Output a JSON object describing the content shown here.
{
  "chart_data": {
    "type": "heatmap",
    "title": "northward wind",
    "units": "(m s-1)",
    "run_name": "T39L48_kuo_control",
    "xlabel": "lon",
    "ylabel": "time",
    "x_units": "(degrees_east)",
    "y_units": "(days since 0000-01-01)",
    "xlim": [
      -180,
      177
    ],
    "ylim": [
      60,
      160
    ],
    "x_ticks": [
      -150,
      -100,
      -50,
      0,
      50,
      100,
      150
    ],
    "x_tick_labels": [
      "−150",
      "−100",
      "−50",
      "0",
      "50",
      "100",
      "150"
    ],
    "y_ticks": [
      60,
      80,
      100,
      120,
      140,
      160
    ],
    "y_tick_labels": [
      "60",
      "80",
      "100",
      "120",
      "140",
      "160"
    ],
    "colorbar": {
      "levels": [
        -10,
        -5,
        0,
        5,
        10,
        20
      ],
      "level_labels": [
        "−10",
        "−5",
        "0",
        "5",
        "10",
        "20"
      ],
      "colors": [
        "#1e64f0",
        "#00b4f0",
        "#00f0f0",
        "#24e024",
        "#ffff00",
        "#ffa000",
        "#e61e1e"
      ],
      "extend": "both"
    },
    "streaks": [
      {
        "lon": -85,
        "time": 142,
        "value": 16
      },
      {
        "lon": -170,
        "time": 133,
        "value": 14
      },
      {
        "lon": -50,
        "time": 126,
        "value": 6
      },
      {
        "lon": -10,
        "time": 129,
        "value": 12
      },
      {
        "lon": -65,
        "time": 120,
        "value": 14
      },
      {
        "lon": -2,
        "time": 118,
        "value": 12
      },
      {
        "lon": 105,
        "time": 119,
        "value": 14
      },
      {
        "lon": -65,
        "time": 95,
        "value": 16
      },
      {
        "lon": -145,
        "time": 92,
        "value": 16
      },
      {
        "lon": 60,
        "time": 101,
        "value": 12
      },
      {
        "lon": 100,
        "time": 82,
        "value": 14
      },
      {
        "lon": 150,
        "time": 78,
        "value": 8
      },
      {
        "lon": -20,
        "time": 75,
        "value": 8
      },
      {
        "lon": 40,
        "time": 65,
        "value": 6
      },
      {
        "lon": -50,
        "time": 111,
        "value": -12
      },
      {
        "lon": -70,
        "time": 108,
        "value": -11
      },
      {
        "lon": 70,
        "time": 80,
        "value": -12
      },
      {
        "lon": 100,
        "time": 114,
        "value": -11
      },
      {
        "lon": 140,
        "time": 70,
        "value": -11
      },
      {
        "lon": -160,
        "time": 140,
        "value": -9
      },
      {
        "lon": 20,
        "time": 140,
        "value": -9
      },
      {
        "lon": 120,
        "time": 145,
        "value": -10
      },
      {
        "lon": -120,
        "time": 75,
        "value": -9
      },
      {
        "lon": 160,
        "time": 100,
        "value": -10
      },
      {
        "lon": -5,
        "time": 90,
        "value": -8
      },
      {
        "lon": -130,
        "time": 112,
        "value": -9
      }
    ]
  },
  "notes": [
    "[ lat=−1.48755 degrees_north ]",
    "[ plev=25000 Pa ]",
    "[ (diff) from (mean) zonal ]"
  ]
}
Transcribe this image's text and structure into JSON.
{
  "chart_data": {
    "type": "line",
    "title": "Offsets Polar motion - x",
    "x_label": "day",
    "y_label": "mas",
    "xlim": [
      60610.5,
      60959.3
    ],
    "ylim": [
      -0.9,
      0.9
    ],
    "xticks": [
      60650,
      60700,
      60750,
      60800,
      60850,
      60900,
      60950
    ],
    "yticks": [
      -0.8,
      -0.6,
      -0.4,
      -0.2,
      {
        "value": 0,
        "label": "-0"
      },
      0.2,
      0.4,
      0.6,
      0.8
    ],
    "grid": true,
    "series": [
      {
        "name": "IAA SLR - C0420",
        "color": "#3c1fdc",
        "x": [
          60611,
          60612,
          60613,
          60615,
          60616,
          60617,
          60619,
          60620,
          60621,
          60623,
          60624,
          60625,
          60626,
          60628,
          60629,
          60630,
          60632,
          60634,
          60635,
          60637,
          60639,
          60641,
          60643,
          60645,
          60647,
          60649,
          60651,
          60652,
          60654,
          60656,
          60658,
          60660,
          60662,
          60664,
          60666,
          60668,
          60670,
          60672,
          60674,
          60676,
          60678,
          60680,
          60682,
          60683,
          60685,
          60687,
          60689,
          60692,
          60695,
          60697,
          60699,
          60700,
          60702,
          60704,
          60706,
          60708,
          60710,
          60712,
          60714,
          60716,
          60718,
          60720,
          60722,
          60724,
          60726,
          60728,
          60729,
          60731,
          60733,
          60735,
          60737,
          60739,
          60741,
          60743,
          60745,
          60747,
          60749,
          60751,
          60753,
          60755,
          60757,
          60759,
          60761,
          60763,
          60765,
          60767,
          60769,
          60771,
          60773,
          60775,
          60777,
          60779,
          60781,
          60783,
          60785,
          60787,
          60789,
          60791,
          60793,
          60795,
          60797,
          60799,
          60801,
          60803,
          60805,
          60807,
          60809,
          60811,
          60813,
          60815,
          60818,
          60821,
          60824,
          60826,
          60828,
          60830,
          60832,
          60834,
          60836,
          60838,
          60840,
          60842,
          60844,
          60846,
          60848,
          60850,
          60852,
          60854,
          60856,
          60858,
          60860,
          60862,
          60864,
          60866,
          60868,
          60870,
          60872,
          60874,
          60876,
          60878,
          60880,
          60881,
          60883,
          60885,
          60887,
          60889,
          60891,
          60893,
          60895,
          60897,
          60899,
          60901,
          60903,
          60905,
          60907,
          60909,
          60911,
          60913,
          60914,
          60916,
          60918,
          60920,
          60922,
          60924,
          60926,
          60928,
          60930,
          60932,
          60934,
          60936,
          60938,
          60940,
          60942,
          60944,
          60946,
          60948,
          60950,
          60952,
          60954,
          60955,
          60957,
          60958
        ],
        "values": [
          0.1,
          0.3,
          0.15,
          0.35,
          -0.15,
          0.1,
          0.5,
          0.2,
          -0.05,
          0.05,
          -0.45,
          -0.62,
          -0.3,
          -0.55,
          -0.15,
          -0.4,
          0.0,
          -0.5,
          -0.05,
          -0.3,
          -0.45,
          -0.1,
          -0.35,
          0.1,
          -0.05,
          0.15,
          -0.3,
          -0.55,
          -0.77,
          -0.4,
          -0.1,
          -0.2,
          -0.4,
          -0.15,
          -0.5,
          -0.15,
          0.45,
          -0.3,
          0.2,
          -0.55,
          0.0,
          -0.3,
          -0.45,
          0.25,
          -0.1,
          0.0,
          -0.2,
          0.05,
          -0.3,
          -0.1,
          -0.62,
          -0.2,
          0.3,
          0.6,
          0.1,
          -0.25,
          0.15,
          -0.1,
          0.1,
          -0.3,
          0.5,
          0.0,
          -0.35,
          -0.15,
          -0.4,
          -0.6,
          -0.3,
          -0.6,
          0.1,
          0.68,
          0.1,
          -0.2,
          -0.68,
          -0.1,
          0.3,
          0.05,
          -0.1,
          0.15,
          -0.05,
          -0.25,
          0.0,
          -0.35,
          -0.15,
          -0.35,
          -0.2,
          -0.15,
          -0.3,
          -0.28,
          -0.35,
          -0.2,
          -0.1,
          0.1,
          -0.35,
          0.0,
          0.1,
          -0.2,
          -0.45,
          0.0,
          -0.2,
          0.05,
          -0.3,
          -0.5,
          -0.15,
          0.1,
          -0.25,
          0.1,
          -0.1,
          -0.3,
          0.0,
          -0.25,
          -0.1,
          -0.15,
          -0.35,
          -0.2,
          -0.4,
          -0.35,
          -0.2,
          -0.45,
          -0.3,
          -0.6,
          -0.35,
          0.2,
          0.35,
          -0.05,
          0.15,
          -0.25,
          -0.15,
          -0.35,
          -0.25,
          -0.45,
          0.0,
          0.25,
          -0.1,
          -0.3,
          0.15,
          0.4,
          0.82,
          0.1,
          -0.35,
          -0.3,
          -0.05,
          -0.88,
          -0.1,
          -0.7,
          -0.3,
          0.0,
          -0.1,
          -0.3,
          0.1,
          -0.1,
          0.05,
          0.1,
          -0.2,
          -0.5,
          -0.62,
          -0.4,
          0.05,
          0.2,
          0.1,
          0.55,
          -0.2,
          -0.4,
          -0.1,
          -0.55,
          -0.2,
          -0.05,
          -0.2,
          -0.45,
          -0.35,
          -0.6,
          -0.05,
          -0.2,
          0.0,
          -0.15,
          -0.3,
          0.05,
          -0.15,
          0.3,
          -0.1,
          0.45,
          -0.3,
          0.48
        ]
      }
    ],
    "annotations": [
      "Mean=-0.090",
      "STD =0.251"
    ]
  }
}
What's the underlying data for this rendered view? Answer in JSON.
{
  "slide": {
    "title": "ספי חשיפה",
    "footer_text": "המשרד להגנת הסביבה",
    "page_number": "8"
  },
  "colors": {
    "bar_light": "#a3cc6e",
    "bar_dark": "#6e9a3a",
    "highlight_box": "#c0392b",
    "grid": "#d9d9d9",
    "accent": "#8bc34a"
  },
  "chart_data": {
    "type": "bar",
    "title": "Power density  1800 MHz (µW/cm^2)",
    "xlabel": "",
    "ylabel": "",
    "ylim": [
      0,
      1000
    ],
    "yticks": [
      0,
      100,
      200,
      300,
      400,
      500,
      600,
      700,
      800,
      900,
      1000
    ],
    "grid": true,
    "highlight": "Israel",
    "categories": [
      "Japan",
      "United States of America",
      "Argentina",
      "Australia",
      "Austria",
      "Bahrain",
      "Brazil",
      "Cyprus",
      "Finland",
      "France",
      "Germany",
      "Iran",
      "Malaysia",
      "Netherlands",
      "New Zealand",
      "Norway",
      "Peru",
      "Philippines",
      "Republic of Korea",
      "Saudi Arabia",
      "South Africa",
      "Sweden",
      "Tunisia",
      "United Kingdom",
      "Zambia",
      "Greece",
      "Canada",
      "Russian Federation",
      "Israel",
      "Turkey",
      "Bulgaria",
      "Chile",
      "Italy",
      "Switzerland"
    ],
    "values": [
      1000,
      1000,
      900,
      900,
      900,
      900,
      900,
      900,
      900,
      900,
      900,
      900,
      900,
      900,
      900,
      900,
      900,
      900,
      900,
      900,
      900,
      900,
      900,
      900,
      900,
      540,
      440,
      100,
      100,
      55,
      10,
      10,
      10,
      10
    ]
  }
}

_ _ _ _

- Required work:
Count each line where the string "United" occurs, and write only the number.

- Written response:
2